**Aim of the exercise**
Leave out the pictures and reproduce all of the data exactly.

### Stored data

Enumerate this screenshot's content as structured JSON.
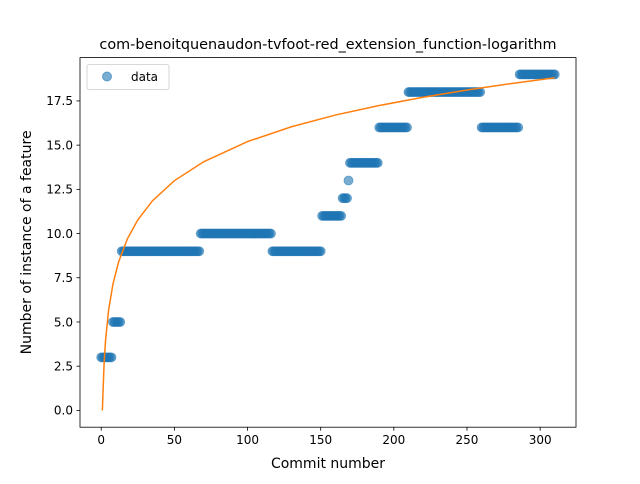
{
  "chart_data": {
    "type": "scatter",
    "title": "com-benoitquenaudon-tvfoot-red_extension_function-logarithm",
    "xlabel": "Commit number",
    "ylabel": "Number of instance of a feature",
    "xlim": [
      -14.5,
      324.5
    ],
    "ylim": [
      -0.95,
      19.95
    ],
    "x_ticks": [
      0,
      50,
      100,
      150,
      200,
      250,
      300
    ],
    "x_tick_labels": [
      "0",
      "50",
      "100",
      "150",
      "200",
      "250",
      "300"
    ],
    "y_ticks": [
      0,
      2.5,
      5,
      7.5,
      10,
      12.5,
      15,
      17.5
    ],
    "y_tick_labels": [
      "0.0",
      "2.5",
      "5.0",
      "7.5",
      "10.0",
      "12.5",
      "15.0",
      "17.5"
    ],
    "legend": {
      "placement": "upper-left",
      "entries": [
        {
          "label": "data",
          "marker": "circle"
        }
      ]
    },
    "series": [
      {
        "name": "data",
        "kind": "scatter",
        "color": "#1f77b4",
        "alpha": 0.6,
        "runs": [
          {
            "x_start": 0,
            "x_end": 7,
            "y": 3
          },
          {
            "x_start": 8,
            "x_end": 13,
            "y": 5
          },
          {
            "x_start": 14,
            "x_end": 67,
            "y": 9
          },
          {
            "x_start": 68,
            "x_end": 116,
            "y": 10
          },
          {
            "x_start": 117,
            "x_end": 150,
            "y": 9
          },
          {
            "x_start": 151,
            "x_end": 164,
            "y": 11
          },
          {
            "x_start": 165,
            "x_end": 168,
            "y": 12
          },
          {
            "x_start": 169,
            "x_end": 169,
            "y": 13
          },
          {
            "x_start": 170,
            "x_end": 189,
            "y": 14
          },
          {
            "x_start": 190,
            "x_end": 209,
            "y": 16
          },
          {
            "x_start": 210,
            "x_end": 259,
            "y": 18
          },
          {
            "x_start": 260,
            "x_end": 285,
            "y": 16
          },
          {
            "x_start": 286,
            "x_end": 310,
            "y": 19
          }
        ]
      },
      {
        "kind": "line",
        "color": "#ff7f0e",
        "function": "logarithmic",
        "x": [
          0.8,
          1,
          2,
          3,
          5,
          8,
          12,
          18,
          25,
          35,
          50,
          70,
          100,
          130,
          160,
          190,
          220,
          250,
          280,
          310
        ],
        "y": [
          0.0,
          0.53,
          2.73,
          4.01,
          5.64,
          7.14,
          8.43,
          9.72,
          10.77,
          11.85,
          12.99,
          14.06,
          15.2,
          16.04,
          16.7,
          17.24,
          17.71,
          18.12,
          18.48,
          18.81
        ]
      }
    ]
  }
}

######

**The output**
Enumerate this screenshot's content as structured JSON.
{
  "chart_data": {
    "type": "scatter",
    "title": "com-benoitquenaudon-tvfoot-red_extension_function-logarithm",
    "xlabel": "Commit number",
    "ylabel": "Number of instance of a feature",
    "xlim": [
      -14.5,
      324.5
    ],
    "ylim": [
      -0.95,
      19.95
    ],
    "x_ticks": [
      0,
      50,
      100,
      150,
      200,
      250,
      300
    ],
    "x_tick_labels": [
      "0",
      "50",
      "100",
      "150",
      "200",
      "250",
      "300"
    ],
    "y_ticks": [
      0,
      2.5,
      5,
      7.5,
      10,
      12.5,
      15,
      17.5
    ],
    "y_tick_labels": [
      "0.0",
      "2.5",
      "5.0",
      "7.5",
      "10.0",
      "12.5",
      "15.0",
      "17.5"
    ],
    "legend": {
      "placement": "upper-left",
      "entries": [
        {
          "label": "data",
          "marker": "circle"
        }
      ]
    },
    "series": [
      {
        "name": "data",
        "kind": "scatter",
        "color": "#1f77b4",
        "alpha": 0.6,
        "runs": [
          {
            "x_start": 0,
            "x_end": 7,
            "y": 3
          },
          {
            "x_start": 8,
            "x_end": 13,
            "y": 5
          },
          {
            "x_start": 14,
            "x_end": 67,
            "y": 9
          },
          {
            "x_start": 68,
            "x_end": 116,
            "y": 10
          },
          {
            "x_start": 117,
            "x_end": 150,
            "y": 9
          },
          {
            "x_start": 151,
            "x_end": 164,
            "y": 11
          },
          {
            "x_start": 165,
            "x_end": 168,
            "y": 12
          },
          {
            "x_start": 169,
            "x_end": 169,
            "y": 13
          },
          {
            "x_start": 170,
            "x_end": 189,
            "y": 14
          },
          {
            "x_start": 190,
            "x_end": 209,
            "y": 16
          },
          {
            "x_start": 210,
            "x_end": 259,
            "y": 18
          },
          {
            "x_start": 260,
            "x_end": 285,
            "y": 16
          },
          {
            "x_start": 286,
            "x_end": 310,
            "y": 19
          }
        ]
      },
      {
        "kind": "line",
        "color": "#ff7f0e",
        "function": "logarithmic",
        "x": [
          0.8,
          1,
          2,
          3,
          5,
          8,
          12,
          18,
          25,
          35,
          50,
          70,
          100,
          130,
          160,
          190,
          220,
          250,
          280,
          310
        ],
        "y": [
          0.0,
          0.53,
          2.73,
          4.01,
          5.64,
          7.14,
          8.43,
          9.72,
          10.77,
          11.85,
          12.99,
          14.06,
          15.2,
          16.04,
          16.7,
          17.24,
          17.71,
          18.12,
          18.48,
          18.81
        ]
      }
    ]
  }
}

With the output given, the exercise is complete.